> GOAL OF THE EXERCISE
In the interview below, how was 'Since We Had Changed' recorded?

> SUPPLIED PASSAGE
┄┄┄┄┄┄┄┄┄┄┄┄┄┄┄┄┄┄┄┄

DiS: Will that be a brand new track?
MJ: Yeah we'll record it specifically for that single.
DiS: Again, going back to what you said earlier about recording sporadically in fits and starts, it's interesting when listening to Pearl Mystic as that sounds like it could have been made in one take, like a live set even.
MJ: That was our intention. The flow of a record is really important to me. As is the hierarchy of a record as well. I think we recorded the basic tracks for that - vocals, bass and guitars - within about a month at the start of 2012. And then it went to be mastered in late August of last year, and I spent the rest of that time just messing with it. Putting pieces in then swapping them around and repeating different bits. Just changing the structure of everything, and making sure it all flowed exactly how it should. I don't know if we're going to do that this time. We need to just see how it goes. Things have moved so quickly with this record which is quite surprising considering how slowly we'd worked before. I'm really happy with how it's gone so far. It just needs all the gloss and all the bullshit laid on top of it now.
DiS: The three interlude parts on Pearl Mystic work well in terms of bridging tracks together or providing the odd minute's respite in between songs. Was that all structured from the outset or were they just pieces that came later?
MJ: A lot of them were parts I'd written myself. They were just drones I'd been making on my own. I distinctly remember recording through the night most of the time. I'd become quite nocturnal by that point, while all the others were recording in the studio during the day. It's all a bit of a blur now, but I do remember the last of three drones - the one after 'What We Talk About' - was done in two takes. That was just me with some keyboards and effects pedals in the live room sat on the floor with loads of stuff laid out in front of me. 'ii' was just me and Matt running around the corridors and car park recording loads of noises. We spent ages messing around with the reverb timer just sending bits down the line and recording it back again. The first song on the second side ('Since We Had Changed') was recorded running down the corridor. Initially we weren't going to put it on the record so we said why not try it running down the corridor so we did and it changed it!
DiS: A lot of the lyrics on the record are indecipherable due to a lot of echo-delayed vocal effects. Was that deliberate?
MJ: That was probably the only really annoying thing about Pearl Mystic for me because I spent so long writing them and no one knows what they are. The delay on the voice was originally just a comfort blanket, and then it became a part of the sound, so I bought a Space Echo which became an instrument in itself. To be fair, the vocals for Pearl Mystic are way more to the front of the mix than they were on the first twelve-inch single. And then they're even further to the front on 'Radio Tokyo'. A lot of it is to do with my confidence singing more than anything.
DiS: What are the songs on Pearl Mystic about?
MJ: That whole record was written about a time when things weren't going very well. It was early 2011 and things really sucked for me that year. I lost my old studio and I broke up with my long term girlfriend, and it was all within the same few weeks. First of all I had the ceiling collapse in the studio on top of a lot of my stuff and then I split up with my girlfriend. A few weeks later I lost the studio altogether because the landlord went bankrupt. He'd fallen into arrears with his mortgage so the building was repossessed. So I went from having a perfectly functioning normal life - I worked at the University of Leeds at the time - with a relationship and a nice studio to having virtually nothing really quickly. It was a really hard time for me that year. My whole life changed.

┄┄┄┄┄┄┄┄┄┄┄┄┄┄┄┄┄┄┄┄

> PROVIDED RECORDS
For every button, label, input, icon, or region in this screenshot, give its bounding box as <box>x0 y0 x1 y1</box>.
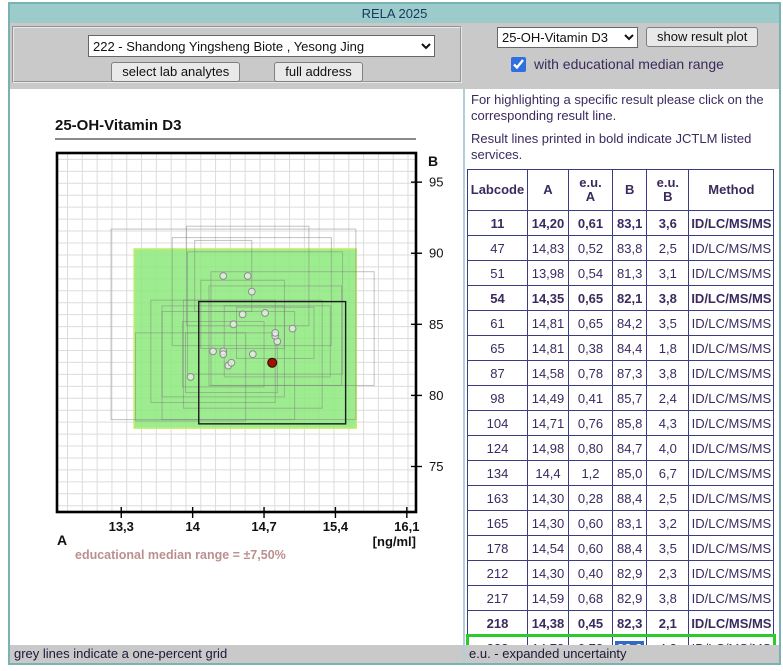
page: RELA 2025 222 - Shandong Yingsheng Biote… <box>0 0 783 671</box>
y-tick-label: 75 <box>429 459 443 474</box>
x-axis-label: A <box>57 532 67 548</box>
table-row[interactable]: 13414,41,285,06,7ID/LC/MS/MS <box>468 461 774 486</box>
eu-note-bar: e.u. - expanded uncertainty <box>465 645 779 663</box>
table-row[interactable]: 9814,490,4185,72,4ID/LC/MS/MS <box>468 386 774 411</box>
grid-note: grey lines indicate a one-percent grid <box>14 646 227 661</box>
lab-point <box>289 325 296 332</box>
col-header-eu-b: e.u. B <box>647 170 689 211</box>
lab-point <box>230 321 237 328</box>
col-header-labcode: Labcode <box>468 170 528 211</box>
table-row[interactable]: 5414,350,6582,13,8ID/LC/MS/MS <box>468 286 774 311</box>
col-header-eu-a: e.u. A <box>569 170 613 211</box>
grid-note-bar: grey lines indicate a one-percent grid <box>10 645 463 663</box>
table-row[interactable]: 6514,810,3884,41,8ID/LC/MS/MS <box>468 336 774 361</box>
table-row[interactable]: 21714,590,6882,93,8ID/LC/MS/MS <box>468 586 774 611</box>
table-row[interactable]: 12414,980,8084,74,0ID/LC/MS/MS <box>468 436 774 461</box>
show-result-plot-button[interactable]: show result plot <box>646 27 758 47</box>
col-header-a: A <box>528 170 569 211</box>
results-table-body: 1114,200,6183,13,6ID/LC/MS/MS4714,830,52… <box>468 211 774 661</box>
lab-point <box>187 374 194 381</box>
median-range-option: with educational median range <box>511 56 724 72</box>
table-row[interactable]: 5113,980,5481,33,1ID/LC/MS/MS <box>468 261 774 286</box>
info-text: For highlighting a specific result pleas… <box>465 89 779 162</box>
lab-buttons-row: select lab analytes full address <box>14 62 460 82</box>
unit-label: [ng/ml] <box>373 534 416 549</box>
lab-point <box>244 273 251 280</box>
y-tick-label: 80 <box>429 388 443 403</box>
table-row[interactable]: 16514,300,6083,13,2ID/LC/MS/MS <box>468 511 774 536</box>
table-row[interactable]: 16314,300,2888,42,5ID/LC/MS/MS <box>468 486 774 511</box>
lab-point <box>272 329 279 336</box>
x-tick-label: 15,4 <box>323 519 349 534</box>
app-window: RELA 2025 222 - Shandong Yingsheng Biote… <box>8 2 781 665</box>
table-row[interactable]: 8714,580,7887,33,8ID/LC/MS/MS <box>468 361 774 386</box>
y-tick-label: 95 <box>429 175 443 190</box>
y-tick-label: 85 <box>429 317 443 332</box>
select-lab-analytes-button[interactable]: select lab analytes <box>111 62 240 82</box>
info-line-1: For highlighting a specific result pleas… <box>471 92 773 124</box>
x-tick-label: 14,7 <box>251 519 276 534</box>
app-title: RELA 2025 <box>362 6 428 21</box>
median-range-checkbox[interactable] <box>511 57 526 72</box>
table-row[interactable]: 4714,830,5283,82,5ID/LC/MS/MS <box>468 236 774 261</box>
col-header-b: B <box>613 170 647 211</box>
results-panel: For highlighting a specific result pleas… <box>465 89 779 663</box>
x-tick-label: 14 <box>185 519 200 534</box>
table-row[interactable]: 1114,200,6183,13,6ID/LC/MS/MS <box>468 211 774 236</box>
plot-panel: 25-OH-Vitamin D3 13,3 14 14,7 15,4 16,1 95 90 8… <box>10 89 465 663</box>
lab-point <box>249 351 256 358</box>
table-row[interactable]: 6114,810,6584,23,5ID/LC/MS/MS <box>468 311 774 336</box>
median-range-label: with educational median range <box>534 56 724 72</box>
lab-point <box>248 288 255 295</box>
lab-point <box>220 351 227 358</box>
lab-point <box>220 273 227 280</box>
analyte-select[interactable]: 25-OH-Vitamin D3 <box>497 27 638 48</box>
toolbar: 222 - Shandong Yingsheng Biote , Yesong … <box>10 23 779 89</box>
lab-point <box>210 348 217 355</box>
lab-selection-box: 222 - Shandong Yingsheng Biote , Yesong … <box>12 26 462 83</box>
app-titlebar: RELA 2025 <box>10 4 779 23</box>
lab-point <box>262 310 269 317</box>
eu-note: e.u. - expanded uncertainty <box>469 646 627 661</box>
table-row[interactable]: 21214,300,4082,92,3ID/LC/MS/MS <box>468 561 774 586</box>
lab-point <box>239 311 246 318</box>
table-row[interactable]: 17814,540,6088,43,5ID/LC/MS/MS <box>468 536 774 561</box>
info-line-2: Result lines printed in bold indicate JC… <box>471 131 773 163</box>
y-axis-label: B <box>428 153 438 169</box>
toolbar-right: 25-OH-Vitamin D3 show result plot with e… <box>467 23 779 89</box>
main-area: 25-OH-Vitamin D3 13,3 14 14,7 15,4 16,1 95 90 8… <box>10 89 779 663</box>
table-row[interactable]: 10414,710,7685,84,3ID/LC/MS/MS <box>468 411 774 436</box>
lab-select[interactable]: 222 - Shandong Yingsheng Biote , Yesong … <box>88 35 435 57</box>
table-header-row: Labcode A e.u. A B e.u. B Method <box>468 170 774 211</box>
lab-point <box>228 359 235 366</box>
x-tick-label: 13,3 <box>109 519 134 534</box>
plot-title: 25-OH-Vitamin D3 <box>55 117 181 134</box>
col-header-method: Method <box>689 170 774 211</box>
full-address-button[interactable]: full address <box>274 62 362 82</box>
result-plot[interactable]: 13,3 14 14,7 15,4 16,1 95 90 85 80 75 B A [ng/ml] edu… <box>10 139 465 599</box>
median-range-note: educational median range = ±7,50% <box>75 548 286 562</box>
selected-lab-point <box>268 358 277 367</box>
x-tick-label: 16,1 <box>394 519 419 534</box>
results-table: Labcode A e.u. A B e.u. B Method 1114,20… <box>467 169 774 661</box>
y-tick-label: 90 <box>429 246 443 261</box>
table-row[interactable]: 21814,380,4582,32,1ID/LC/MS/MS <box>468 611 774 636</box>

┄┄┄┄┄┄┄┄┄┄┄┄┄┄┄┄┄┄┄┄

> RESPONSE TO THIS EXERCISE
It was recorded running down the corridor.